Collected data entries
"""

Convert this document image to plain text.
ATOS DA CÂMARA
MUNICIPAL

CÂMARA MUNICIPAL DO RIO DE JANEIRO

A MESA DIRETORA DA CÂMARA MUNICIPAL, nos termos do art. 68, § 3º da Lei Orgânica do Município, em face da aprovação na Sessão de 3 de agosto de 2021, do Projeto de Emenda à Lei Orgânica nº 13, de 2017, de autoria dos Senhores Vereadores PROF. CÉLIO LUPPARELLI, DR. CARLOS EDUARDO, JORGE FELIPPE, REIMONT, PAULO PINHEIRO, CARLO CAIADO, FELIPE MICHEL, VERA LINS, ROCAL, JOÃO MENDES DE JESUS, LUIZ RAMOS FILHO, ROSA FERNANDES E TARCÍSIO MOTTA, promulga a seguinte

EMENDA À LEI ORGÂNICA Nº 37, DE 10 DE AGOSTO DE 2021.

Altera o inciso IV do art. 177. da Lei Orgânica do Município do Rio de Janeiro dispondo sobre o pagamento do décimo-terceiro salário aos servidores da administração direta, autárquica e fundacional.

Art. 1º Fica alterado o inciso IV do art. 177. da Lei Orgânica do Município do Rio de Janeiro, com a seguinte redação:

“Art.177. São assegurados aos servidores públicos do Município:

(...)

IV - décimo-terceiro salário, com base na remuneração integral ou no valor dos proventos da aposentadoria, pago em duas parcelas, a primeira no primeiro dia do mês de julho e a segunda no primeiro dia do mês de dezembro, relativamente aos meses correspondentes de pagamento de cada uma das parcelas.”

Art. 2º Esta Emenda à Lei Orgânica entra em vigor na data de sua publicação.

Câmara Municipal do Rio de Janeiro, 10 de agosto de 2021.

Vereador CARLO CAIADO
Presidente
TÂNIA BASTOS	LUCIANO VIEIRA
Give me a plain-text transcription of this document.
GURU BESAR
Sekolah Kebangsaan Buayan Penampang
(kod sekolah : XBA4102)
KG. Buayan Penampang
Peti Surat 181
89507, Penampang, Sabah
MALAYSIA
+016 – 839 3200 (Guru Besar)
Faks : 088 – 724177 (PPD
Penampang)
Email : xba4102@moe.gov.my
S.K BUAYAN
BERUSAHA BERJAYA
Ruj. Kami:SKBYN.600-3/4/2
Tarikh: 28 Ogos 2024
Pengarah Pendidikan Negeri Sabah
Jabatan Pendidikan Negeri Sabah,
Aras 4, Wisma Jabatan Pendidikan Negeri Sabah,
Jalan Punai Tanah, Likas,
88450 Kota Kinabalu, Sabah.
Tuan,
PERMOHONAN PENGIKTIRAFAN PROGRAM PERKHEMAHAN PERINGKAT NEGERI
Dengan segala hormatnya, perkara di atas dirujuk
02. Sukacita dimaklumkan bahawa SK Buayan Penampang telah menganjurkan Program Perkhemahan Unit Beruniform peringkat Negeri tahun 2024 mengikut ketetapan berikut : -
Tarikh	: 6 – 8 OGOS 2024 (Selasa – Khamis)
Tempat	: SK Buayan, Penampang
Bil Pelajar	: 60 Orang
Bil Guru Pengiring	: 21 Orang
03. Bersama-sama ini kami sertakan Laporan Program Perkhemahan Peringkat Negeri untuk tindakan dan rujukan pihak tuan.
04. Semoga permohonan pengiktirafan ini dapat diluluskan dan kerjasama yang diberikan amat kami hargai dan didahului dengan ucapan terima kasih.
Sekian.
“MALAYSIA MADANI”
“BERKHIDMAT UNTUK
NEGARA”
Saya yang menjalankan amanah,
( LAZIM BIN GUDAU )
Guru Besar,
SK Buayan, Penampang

"""

• Exercise brief
Go through the records above and set each one down exactly, please.

• The solution
Convert this document image to plain text.
ATOS DA CÂMARA
MUNICIPAL

CÂMARA MUNICIPAL DO RIO DE JANEIRO

A MESA DIRETORA DA CÂMARA MUNICIPAL, nos termos do art. 68, § 3º da Lei Orgânica do Município, em face da aprovação na Sessão de 3 de agosto de 2021, do Projeto de Emenda à Lei Orgânica nº 13, de 2017, de autoria dos Senhores Vereadores PROF. CÉLIO LUPPARELLI, DR. CARLOS EDUARDO, JORGE FELIPPE, REIMONT, PAULO PINHEIRO, CARLO CAIADO, FELIPE MICHEL, VERA LINS, ROCAL, JOÃO MENDES DE JESUS, LUIZ RAMOS FILHO, ROSA FERNANDES E TARCÍSIO MOTTA, promulga a seguinte

EMENDA À LEI ORGÂNICA Nº 37, DE 10 DE AGOSTO DE 2021.

Altera o inciso IV do art. 177. da Lei Orgânica do Município do Rio de Janeiro dispondo sobre o pagamento do décimo-terceiro salário aos servidores da administração direta, autárquica e fundacional.

Art. 1º Fica alterado o inciso IV do art. 177. da Lei Orgânica do Município do Rio de Janeiro, com a seguinte redação:

“Art.177. São assegurados aos servidores públicos do Município:

(...)

IV - décimo-terceiro salário, com base na remuneração integral ou no valor dos proventos da aposentadoria, pago em duas parcelas, a primeira no primeiro dia do mês de julho e a segunda no primeiro dia do mês de dezembro, relativamente aos meses correspondentes de pagamento de cada uma das parcelas.”

Art. 2º Esta Emenda à Lei Orgânica entra em vigor na data de sua publicação.

Câmara Municipal do Rio de Janeiro, 10 de agosto de 2021.

Vereador CARLO CAIADO
Presidente
TÂNIA BASTOS	LUCIANO VIEIRA
Give me a plain-text transcription of this document.
GURU BESAR
Sekolah Kebangsaan Buayan Penampang
(kod sekolah : XBA4102)
KG. Buayan Penampang
Peti Surat 181
89507, Penampang, Sabah
MALAYSIA
+016 – 839 3200 (Guru Besar)
Faks : 088 – 724177 (PPD
Penampang)
Email : xba4102@moe.gov.my
S.K BUAYAN
BERUSAHA BERJAYA
Ruj. Kami:SKBYN.600-3/4/2
Tarikh: 28 Ogos 2024
Pengarah Pendidikan Negeri Sabah
Jabatan Pendidikan Negeri Sabah,
Aras 4, Wisma Jabatan Pendidikan Negeri Sabah,
Jalan Punai Tanah, Likas,
88450 Kota Kinabalu, Sabah.
Tuan,
PERMOHONAN PENGIKTIRAFAN PROGRAM PERKHEMAHAN PERINGKAT NEGERI
Dengan segala hormatnya, perkara di atas dirujuk
02. Sukacita dimaklumkan bahawa SK Buayan Penampang telah menganjurkan Program Perkhemahan Unit Beruniform peringkat Negeri tahun 2024 mengikut ketetapan berikut : -
Tarikh	: 6 – 8 OGOS 2024 (Selasa – Khamis)
Tempat	: SK Buayan, Penampang
Bil Pelajar	: 60 Orang
Bil Guru Pengiring	: 21 Orang
03. Bersama-sama ini kami sertakan Laporan Program Perkhemahan Peringkat Negeri untuk tindakan dan rujukan pihak tuan.
04. Semoga permohonan pengiktirafan ini dapat diluluskan dan kerjasama yang diberikan amat kami hargai dan didahului dengan ucapan terima kasih.
Sekian.
“MALAYSIA MADANI”
“BERKHIDMAT UNTUK
NEGARA”
Saya yang menjalankan amanah,
( LAZIM BIN GUDAU )
Guru Besar,
SK Buayan, Penampang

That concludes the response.